● **Texte de l'arrêt**
┄┄┄┄┄┄┄┄┄┄┄┄┄┄┄┄┄┄┄┄

CEDH | AFFAIRE IT.R. c. ITALIE


QUATRIÈME SECTION
AFFAIRE IT.R. c. ITALIE
(Requête n° 56088/00)
ARRÊT
STRASBOURG
12 février 2002
DÉFINITIF
12/05/2002
Cet arrêt deviendra définitif dans les conditions définies à l’article 44 § 2 de la Convention. Il peut subir des retouches de forme.
En l’affaire It.R. c. Italie,
La Cour européenne des Droits de l’Homme (quatrième section), siégeant en une chambre composée de :
Sir Nicolas Bratza, président,   MM. M. Pellonpää,    A. Pastor Ridruejo,    L. Ferrari Bravo,    M. Fischbach,

    J. Casadevall,    S. Pavlovschi, juges,  et de M. M. O’Boyle, greffier de section,
Après en avoir délibéré...

QUATRIÈME SECTION
AFFAIRE IT.R. c. ITALIE
(Requête n° 56088/00)
ARRÊT
STRASBOURG
12 février 2002
DÉFINITIF
12/05/2002
Cet arrêt deviendra définitif dans les conditions définies à l’article 44 § 2 de la Convention. Il peut subir des retouches de forme.
En l’affaire It.R. c. Italie,
La Cour européenne des Droits de l’Homme (quatrième section), siégeant en une chambre composée de :
Sir Nicolas Bratza, président,   MM. M. Pellonpää,    A. Pastor Ridruejo,    L. Ferrari Bravo,    M. Fischbach,    J. Casadevall,    S. Pavlovschi, juges,  et de M. M. O’Boyle, greffier de section,
Après en avoir délibéré en chambre du conseil le 22 janvier 2002,
Rend l’arrêt que voici, adopté à cette date :
PROCÉDURE
1.  A l’origine de l’affaire se trouve une requête dirigée contre la République italienne et dont un ressortissant italien, M. It.R. (« le requérant »), avait saisi la Commission européenne des Droits de l’Homme le 4 janvier 1995 en vertu de l’ancien article 25 de la Convention de sauvegarde des Droits de l’Homme et des Libertés fondamentales (« la Convention »). La requête a été enregistrée le 29 mars 2000 sous le numéro de dossier 56088/00. Le requérant est représenté par Me S. Santini, avocate à Civitanova Marche (Macerata). Le gouvernement italien (« le Gouvernement ») est représenté par son agent, M. U. Leanza, et par son coagent, M. V. Esposito.
2.  La Cour a déclaré la requête recevable le 10 avril 2001.
EN FAIT
3.   Par une décision du 8 novembre 1985, le tribunal d'Ancône enjoignit à la société en nom collectif C., dont le requérant était un des garants, de payer à la banque A. une certaine somme.
4.  Le 19 décembre 1985, le requérant fit opposition. La mise en état de l'affaire commença le 8 avril 1986, date à laquelle le requérant demanda la jonction de la présente procédure avec deux autres procédures, dont la première était pendante entre les même parties devant le même tribunal et la deuxième avait un objet connexe. Par une ordonnance du 16 avril 1986, le juge ajourna l'affaire au 24 juin 1986 en vue de la décision de jonction. Le jour venu, l'audience fut reportée d'office au 5 février 1987, date à laquelle le juge ordonna la jonction des procédures et le requérant demanda la suspension de l'exécution de l'injonction. Par une ordonnance du 13 mars 1987, le juge ordonna à la banque A. de déposer au greffe certains documents et ajourna l'affaire au 30 avril 1987. A cette date, le juge déclara l'interruption de la procédure car, entre-temps, le tribunal de Fermo avait déclaré la société C. en faillite.

┄┄┄┄┄┄┄┄┄┄┄┄┄┄┄┄┄┄┄┄

● **Jeu de données**
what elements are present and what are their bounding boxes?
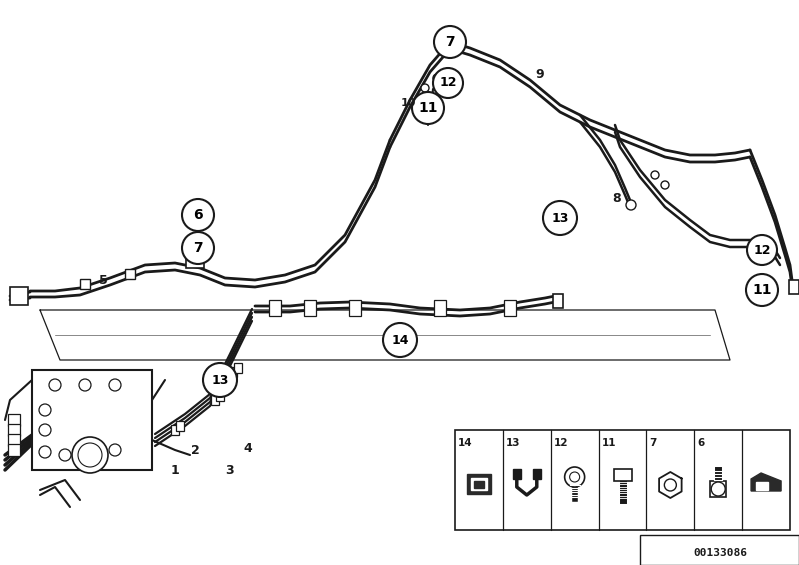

┄┄┄┄┄┄┄┄┄┄┄┄┄┄┄┄┄┄┄┄

● **Consignes**
[A] Dressez la liste des membres de la chambre cités dans l'arrêt, président compris, mais sans le greffier.
[B] Recopiez mot pour mot le passage de l'arrêt allant de « 2.  La Cour a » jusqu'à « une certaine somme. » inclus.
[C] Répondez aux questions suivantes d'après l'arrêt :
(i) À quelle date la Cour a-t-elle déclaré la requête recevable ?
(ii) Quel tribunal avait déclaré la société C. en faillite ?
(iii) Qui représente le requérant ?
Ces données n'ont aucun rapport avec l'arrêt.

● **Réponses dans l'ordre**
[A] Sir Nicolas Bratza (président), M. Pellonpää, A. Pastor Ridruejo, L. Ferrari Bravo, M. Fischbach, J. Casadevall, S. Pavlovschi

[B]
2.  La Cour a déclaré la requête recevable le 10 avril 2001.
EN FAIT
3.   Par une décision du 8 novembre 1985, le tribunal d'Ancône enjoignit à la société en nom collectif C., dont le requérant était un des garants, de payer à la banque A. une certaine somme.

[C]
(i) Le 10 avril 2001.
(ii) Le tribunal de Fermo.
(iii) Me S. Santini, avocate à Civitanova Marche (Macerata).